■ The problem: All of the records listed below should be retyped exactly.

[Stored data]
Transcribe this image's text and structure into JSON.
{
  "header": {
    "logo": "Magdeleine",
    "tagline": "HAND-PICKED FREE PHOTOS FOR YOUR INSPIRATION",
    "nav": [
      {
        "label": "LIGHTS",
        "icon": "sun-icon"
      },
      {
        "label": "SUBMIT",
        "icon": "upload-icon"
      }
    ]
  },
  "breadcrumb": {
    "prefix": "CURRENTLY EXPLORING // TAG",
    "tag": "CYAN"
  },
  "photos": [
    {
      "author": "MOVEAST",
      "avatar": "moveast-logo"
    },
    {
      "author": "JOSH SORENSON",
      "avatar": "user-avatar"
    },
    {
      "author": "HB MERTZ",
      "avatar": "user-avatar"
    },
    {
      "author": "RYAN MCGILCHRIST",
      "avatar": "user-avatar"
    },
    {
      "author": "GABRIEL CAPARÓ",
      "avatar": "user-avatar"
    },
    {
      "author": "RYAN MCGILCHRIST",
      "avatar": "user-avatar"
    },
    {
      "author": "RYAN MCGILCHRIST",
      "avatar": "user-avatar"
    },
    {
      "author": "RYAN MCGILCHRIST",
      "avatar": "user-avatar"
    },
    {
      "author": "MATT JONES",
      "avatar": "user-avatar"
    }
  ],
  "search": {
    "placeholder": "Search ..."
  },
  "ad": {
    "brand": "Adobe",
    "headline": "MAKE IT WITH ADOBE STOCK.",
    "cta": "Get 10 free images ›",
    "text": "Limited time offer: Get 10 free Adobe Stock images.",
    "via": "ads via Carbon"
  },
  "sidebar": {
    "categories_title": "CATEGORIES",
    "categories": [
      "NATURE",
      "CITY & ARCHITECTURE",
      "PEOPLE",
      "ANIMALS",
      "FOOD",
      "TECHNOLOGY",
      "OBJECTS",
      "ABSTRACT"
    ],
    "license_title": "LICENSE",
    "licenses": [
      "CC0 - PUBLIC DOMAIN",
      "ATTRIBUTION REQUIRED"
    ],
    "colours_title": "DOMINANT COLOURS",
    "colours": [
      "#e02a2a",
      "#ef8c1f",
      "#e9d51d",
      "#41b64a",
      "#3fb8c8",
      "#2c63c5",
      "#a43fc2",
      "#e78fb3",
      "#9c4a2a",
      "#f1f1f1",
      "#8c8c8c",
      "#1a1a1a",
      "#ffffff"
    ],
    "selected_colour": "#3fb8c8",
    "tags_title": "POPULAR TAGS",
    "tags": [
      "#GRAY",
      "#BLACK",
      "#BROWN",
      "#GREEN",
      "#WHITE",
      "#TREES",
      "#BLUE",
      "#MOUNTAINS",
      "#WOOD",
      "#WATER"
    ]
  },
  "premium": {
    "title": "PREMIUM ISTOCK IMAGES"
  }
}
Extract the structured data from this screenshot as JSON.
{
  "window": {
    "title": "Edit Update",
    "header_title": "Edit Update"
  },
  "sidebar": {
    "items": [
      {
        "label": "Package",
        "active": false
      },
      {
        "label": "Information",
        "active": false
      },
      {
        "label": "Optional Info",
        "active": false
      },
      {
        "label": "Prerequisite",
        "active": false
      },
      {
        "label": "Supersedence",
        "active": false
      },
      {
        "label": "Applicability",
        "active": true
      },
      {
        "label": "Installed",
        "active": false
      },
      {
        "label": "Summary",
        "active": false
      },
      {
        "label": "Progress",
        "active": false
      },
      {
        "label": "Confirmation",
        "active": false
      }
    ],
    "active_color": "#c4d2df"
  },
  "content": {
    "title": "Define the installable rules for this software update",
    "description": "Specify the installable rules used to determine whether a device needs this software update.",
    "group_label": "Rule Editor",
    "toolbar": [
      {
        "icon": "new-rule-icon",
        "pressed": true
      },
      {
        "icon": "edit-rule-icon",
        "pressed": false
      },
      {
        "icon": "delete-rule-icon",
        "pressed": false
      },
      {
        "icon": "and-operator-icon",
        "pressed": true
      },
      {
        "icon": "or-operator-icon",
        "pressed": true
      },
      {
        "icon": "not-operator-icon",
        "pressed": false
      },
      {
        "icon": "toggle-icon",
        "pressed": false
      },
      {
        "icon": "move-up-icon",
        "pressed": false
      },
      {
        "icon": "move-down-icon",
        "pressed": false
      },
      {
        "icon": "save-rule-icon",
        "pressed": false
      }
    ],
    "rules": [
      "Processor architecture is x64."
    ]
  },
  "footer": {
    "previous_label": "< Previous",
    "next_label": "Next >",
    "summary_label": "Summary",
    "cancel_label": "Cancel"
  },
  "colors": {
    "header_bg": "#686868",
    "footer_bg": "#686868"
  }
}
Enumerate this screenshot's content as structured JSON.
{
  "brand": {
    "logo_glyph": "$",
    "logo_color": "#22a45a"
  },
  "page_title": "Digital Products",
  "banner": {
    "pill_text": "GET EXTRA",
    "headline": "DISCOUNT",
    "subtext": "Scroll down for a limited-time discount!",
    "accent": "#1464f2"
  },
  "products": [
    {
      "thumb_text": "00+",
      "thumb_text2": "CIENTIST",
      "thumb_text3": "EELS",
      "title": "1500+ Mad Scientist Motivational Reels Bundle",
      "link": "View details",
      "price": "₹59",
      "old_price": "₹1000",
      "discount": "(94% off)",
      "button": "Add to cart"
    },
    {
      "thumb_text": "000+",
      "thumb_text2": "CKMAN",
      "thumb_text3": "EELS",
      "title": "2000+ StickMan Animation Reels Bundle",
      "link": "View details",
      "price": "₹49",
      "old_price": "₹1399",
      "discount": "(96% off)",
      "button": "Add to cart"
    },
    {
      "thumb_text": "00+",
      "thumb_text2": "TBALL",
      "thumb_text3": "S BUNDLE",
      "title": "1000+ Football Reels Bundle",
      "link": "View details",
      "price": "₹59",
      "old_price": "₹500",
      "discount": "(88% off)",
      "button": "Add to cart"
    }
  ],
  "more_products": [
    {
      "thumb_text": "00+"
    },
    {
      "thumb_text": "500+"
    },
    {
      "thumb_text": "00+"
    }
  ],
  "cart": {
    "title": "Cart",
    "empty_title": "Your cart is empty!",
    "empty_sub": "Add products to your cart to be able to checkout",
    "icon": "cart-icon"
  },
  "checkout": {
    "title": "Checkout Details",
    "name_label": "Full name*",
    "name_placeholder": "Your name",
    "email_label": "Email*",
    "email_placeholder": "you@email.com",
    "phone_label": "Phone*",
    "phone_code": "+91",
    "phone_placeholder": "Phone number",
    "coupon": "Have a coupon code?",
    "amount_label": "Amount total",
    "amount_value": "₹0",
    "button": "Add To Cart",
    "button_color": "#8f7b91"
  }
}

■ Task result:
Transcribe this image's text and structure into JSON.
{
  "header": {
    "logo": "Magdeleine",
    "tagline": "HAND-PICKED FREE PHOTOS FOR YOUR INSPIRATION",
    "nav": [
      {
        "label": "LIGHTS",
        "icon": "sun-icon"
      },
      {
        "label": "SUBMIT",
        "icon": "upload-icon"
      }
    ]
  },
  "breadcrumb": {
    "prefix": "CURRENTLY EXPLORING // TAG",
    "tag": "CYAN"
  },
  "photos": [
    {
      "author": "MOVEAST",
      "avatar": "moveast-logo"
    },
    {
      "author": "JOSH SORENSON",
      "avatar": "user-avatar"
    },
    {
      "author": "HB MERTZ",
      "avatar": "user-avatar"
    },
    {
      "author": "RYAN MCGILCHRIST",
      "avatar": "user-avatar"
    },
    {
      "author": "GABRIEL CAPARÓ",
      "avatar": "user-avatar"
    },
    {
      "author": "RYAN MCGILCHRIST",
      "avatar": "user-avatar"
    },
    {
      "author": "RYAN MCGILCHRIST",
      "avatar": "user-avatar"
    },
    {
      "author": "RYAN MCGILCHRIST",
      "avatar": "user-avatar"
    },
    {
      "author": "MATT JONES",
      "avatar": "user-avatar"
    }
  ],
  "search": {
    "placeholder": "Search ..."
  },
  "ad": {
    "brand": "Adobe",
    "headline": "MAKE IT WITH ADOBE STOCK.",
    "cta": "Get 10 free images ›",
    "text": "Limited time offer: Get 10 free Adobe Stock images.",
    "via": "ads via Carbon"
  },
  "sidebar": {
    "categories_title": "CATEGORIES",
    "categories": [
      "NATURE",
      "CITY & ARCHITECTURE",
      "PEOPLE",
      "ANIMALS",
      "FOOD",
      "TECHNOLOGY",
      "OBJECTS",
      "ABSTRACT"
    ],
    "license_title": "LICENSE",
    "licenses": [
      "CC0 - PUBLIC DOMAIN",
      "ATTRIBUTION REQUIRED"
    ],
    "colours_title": "DOMINANT COLOURS",
    "colours": [
      "#e02a2a",
      "#ef8c1f",
      "#e9d51d",
      "#41b64a",
      "#3fb8c8",
      "#2c63c5",
      "#a43fc2",
      "#e78fb3",
      "#9c4a2a",
      "#f1f1f1",
      "#8c8c8c",
      "#1a1a1a",
      "#ffffff"
    ],
    "selected_colour": "#3fb8c8",
    "tags_title": "POPULAR TAGS",
    "tags": [
      "#GRAY",
      "#BLACK",
      "#BROWN",
      "#GREEN",
      "#WHITE",
      "#TREES",
      "#BLUE",
      "#MOUNTAINS",
      "#WOOD",
      "#WATER"
    ]
  },
  "premium": {
    "title": "PREMIUM ISTOCK IMAGES"
  }
}
Extract the structured data from this screenshot as JSON.
{
  "window": {
    "title": "Edit Update",
    "header_title": "Edit Update"
  },
  "sidebar": {
    "items": [
      {
        "label": "Package",
        "active": false
      },
      {
        "label": "Information",
        "active": false
      },
      {
        "label": "Optional Info",
        "active": false
      },
      {
        "label": "Prerequisite",
        "active": false
      },
      {
        "label": "Supersedence",
        "active": false
      },
      {
        "label": "Applicability",
        "active": true
      },
      {
        "label": "Installed",
        "active": false
      },
      {
        "label": "Summary",
        "active": false
      },
      {
        "label": "Progress",
        "active": false
      },
      {
        "label": "Confirmation",
        "active": false
      }
    ],
    "active_color": "#c4d2df"
  },
  "content": {
    "title": "Define the installable rules for this software update",
    "description": "Specify the installable rules used to determine whether a device needs this software update.",
    "group_label": "Rule Editor",
    "toolbar": [
      {
        "icon": "new-rule-icon",
        "pressed": true
      },
      {
        "icon": "edit-rule-icon",
        "pressed": false
      },
      {
        "icon": "delete-rule-icon",
        "pressed": false
      },
      {
        "icon": "and-operator-icon",
        "pressed": true
      },
      {
        "icon": "or-operator-icon",
        "pressed": true
      },
      {
        "icon": "not-operator-icon",
        "pressed": false
      },
      {
        "icon": "toggle-icon",
        "pressed": false
      },
      {
        "icon": "move-up-icon",
        "pressed": false
      },
      {
        "icon": "move-down-icon",
        "pressed": false
      },
      {
        "icon": "save-rule-icon",
        "pressed": false
      }
    ],
    "rules": [
      "Processor architecture is x64."
    ]
  },
  "footer": {
    "previous_label": "< Previous",
    "next_label": "Next >",
    "summary_label": "Summary",
    "cancel_label": "Cancel"
  },
  "colors": {
    "header_bg": "#686868",
    "footer_bg": "#686868"
  }
}
Enumerate this screenshot's content as structured JSON.
{
  "brand": {
    "logo_glyph": "$",
    "logo_color": "#22a45a"
  },
  "page_title": "Digital Products",
  "banner": {
    "pill_text": "GET EXTRA",
    "headline": "DISCOUNT",
    "subtext": "Scroll down for a limited-time discount!",
    "accent": "#1464f2"
  },
  "products": [
    {
      "thumb_text": "00+",
      "thumb_text2": "CIENTIST",
      "thumb_text3": "EELS",
      "title": "1500+ Mad Scientist Motivational Reels Bundle",
      "link": "View details",
      "price": "₹59",
      "old_price": "₹1000",
      "discount": "(94% off)",
      "button": "Add to cart"
    },
    {
      "thumb_text": "000+",
      "thumb_text2": "CKMAN",
      "thumb_text3": "EELS",
      "title": "2000+ StickMan Animation Reels Bundle",
      "link": "View details",
      "price": "₹49",
      "old_price": "₹1399",
      "discount": "(96% off)",
      "button": "Add to cart"
    },
    {
      "thumb_text": "00+",
      "thumb_text2": "TBALL",
      "thumb_text3": "S BUNDLE",
      "title": "1000+ Football Reels Bundle",
      "link": "View details",
      "price": "₹59",
      "old_price": "₹500",
      "discount": "(88% off)",
      "button": "Add to cart"
    }
  ],
  "more_products": [
    {
      "thumb_text": "00+"
    },
    {
      "thumb_text": "500+"
    },
    {
      "thumb_text": "00+"
    }
  ],
  "cart": {
    "title": "Cart",
    "empty_title": "Your cart is empty!",
    "empty_sub": "Add products to your cart to be able to checkout",
    "icon": "cart-icon"
  },
  "checkout": {
    "title": "Checkout Details",
    "name_label": "Full name*",
    "name_placeholder": "Your name",
    "email_label": "Email*",
    "email_placeholder": "you@email.com",
    "phone_label": "Phone*",
    "phone_code": "+91",
    "phone_placeholder": "Phone number",
    "coupon": "Have a coupon code?",
    "amount_label": "Amount total",
    "amount_value": "₹0",
    "button": "Add To Cart",
    "button_color": "#8f7b91"
  }
}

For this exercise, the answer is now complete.